--- START Records shown ---
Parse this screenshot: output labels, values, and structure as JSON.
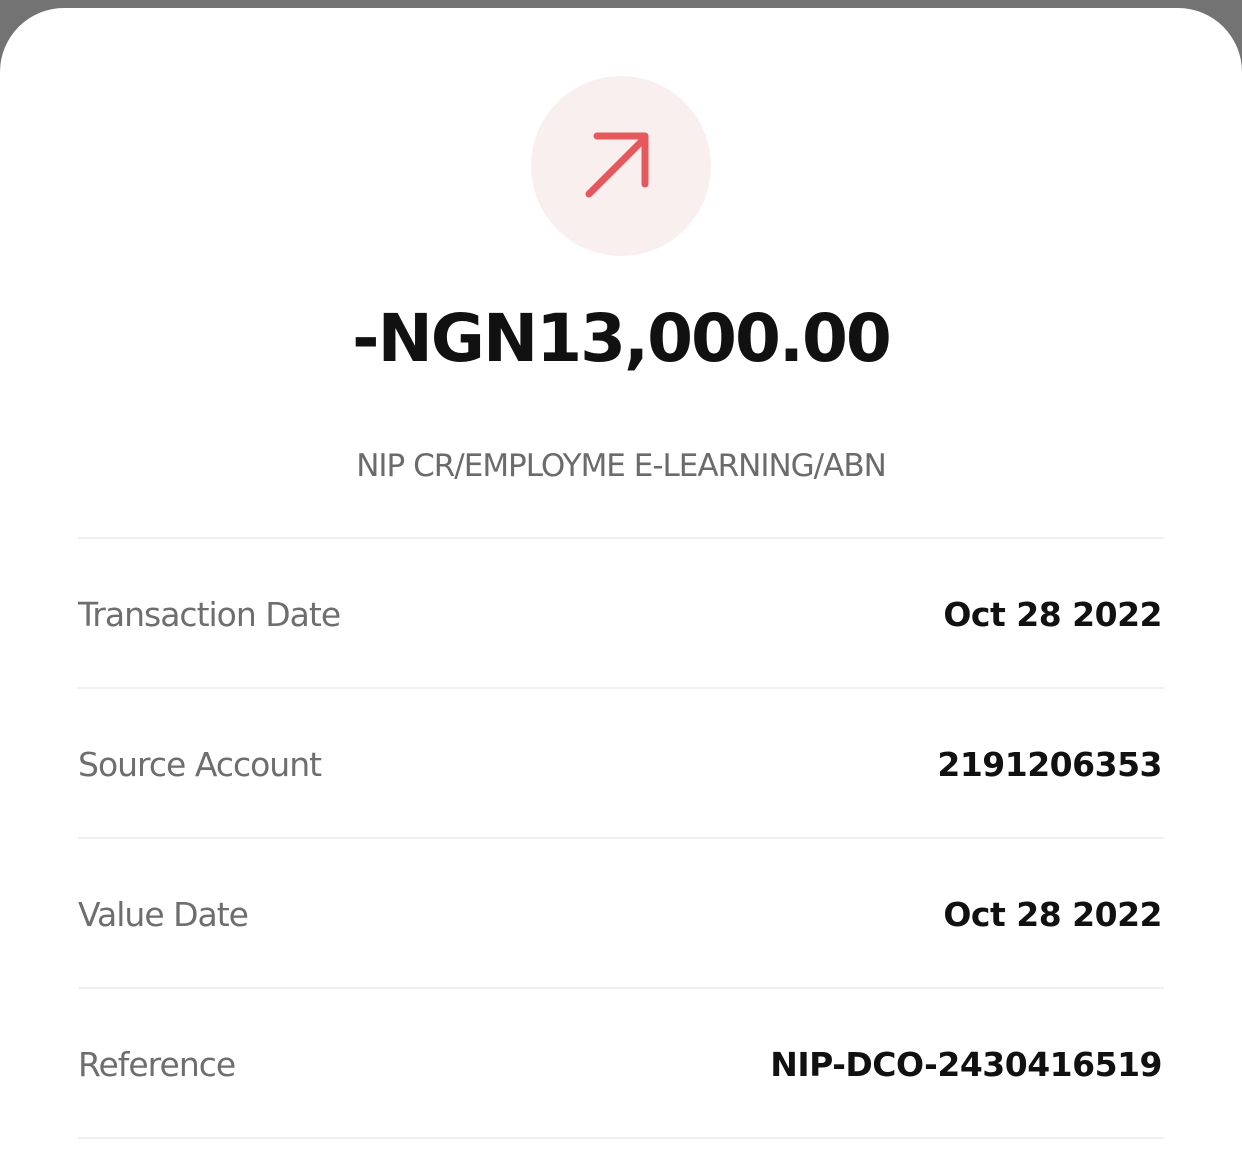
{
  "transaction": {
    "direction_icon": "arrow-up-right-icon",
    "amount": "-NGN13,000.00",
    "narration": "NIP CR/EMPLOYME E-LEARNING/ABN"
  },
  "details": [
    {
      "label": "Transaction Date",
      "value": "Oct 28 2022"
    },
    {
      "label": "Source Account",
      "value": "2191206353"
    },
    {
      "label": "Value Date",
      "value": "Oct 28 2022"
    },
    {
      "label": "Reference",
      "value": "NIP-DCO-2430416519"
    }
  ],
  "colors": {
    "debit_accent": "#e5585b",
    "icon_background": "#f9efef",
    "label_text": "#6e6e6e",
    "value_text": "#111111"
  }
}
--- END Records shown ---
**What the task asks:** Gather up the lines that contain the word "Date".

**Worked solution:**
      "label": "Transaction Date",
      "label": "Value Date",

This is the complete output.